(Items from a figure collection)
▼

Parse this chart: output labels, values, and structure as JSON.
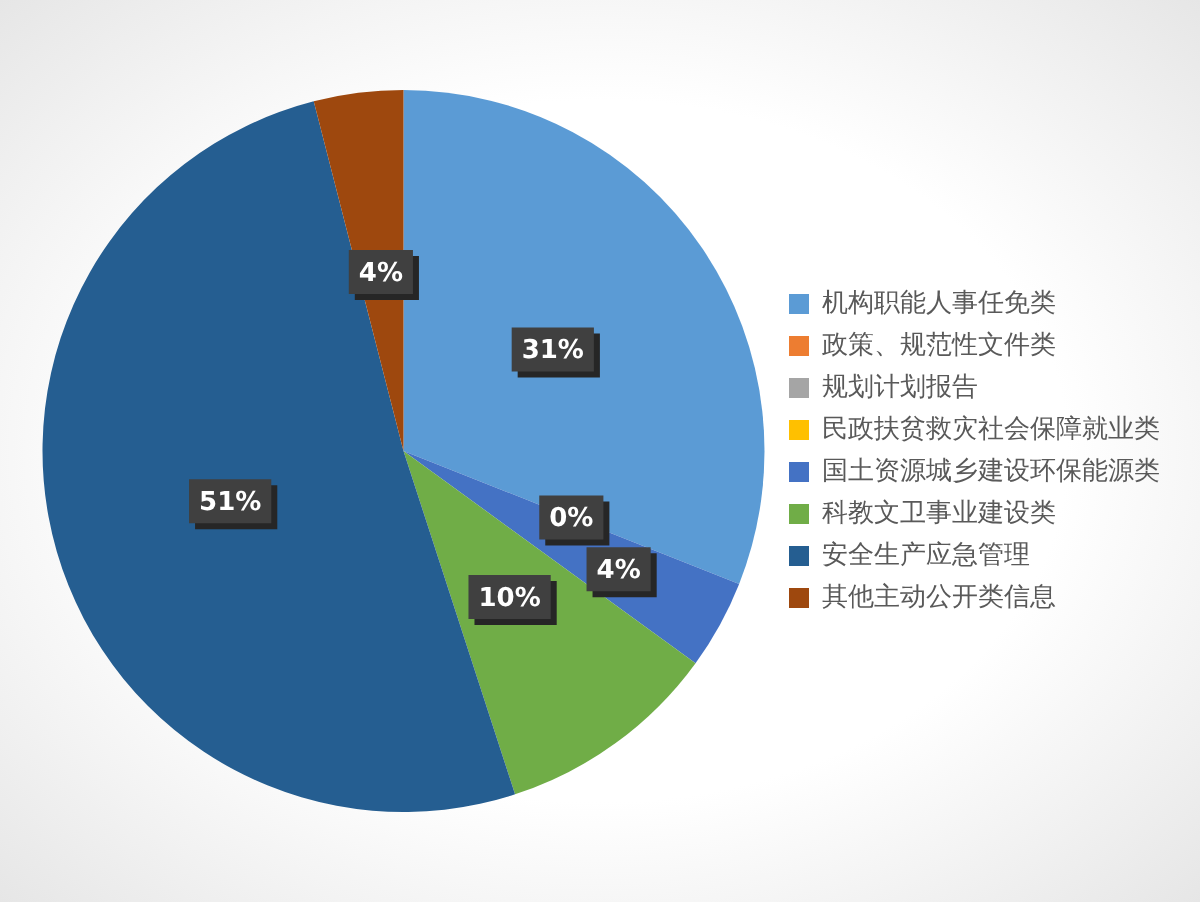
{
  "chart_data": {
    "type": "pie",
    "categories": [
      "机构职能人事任免类",
      "政策、规范性文件类",
      "规划计划报告",
      "民政扶贫救灾社会保障就业类",
      "国土资源城乡建设环保能源类",
      "科教文卫事业建设类",
      "安全生产应急管理",
      "其他主动公开类信息"
    ],
    "values": [
      31,
      0,
      0,
      0,
      4,
      10,
      51,
      4
    ],
    "colors": [
      "#5b9bd5",
      "#ed7d31",
      "#a5a5a5",
      "#ffc000",
      "#4472c4",
      "#70ad47",
      "#255e91",
      "#9e480e"
    ],
    "value_labels": [
      "31%",
      null,
      null,
      "0%",
      "4%",
      "10%",
      "51%",
      "4%"
    ],
    "legend": "right"
  }
}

▲

Find every line holding the word "values"; give their count and nothing else.

▸ **TASK OUTPUT**
2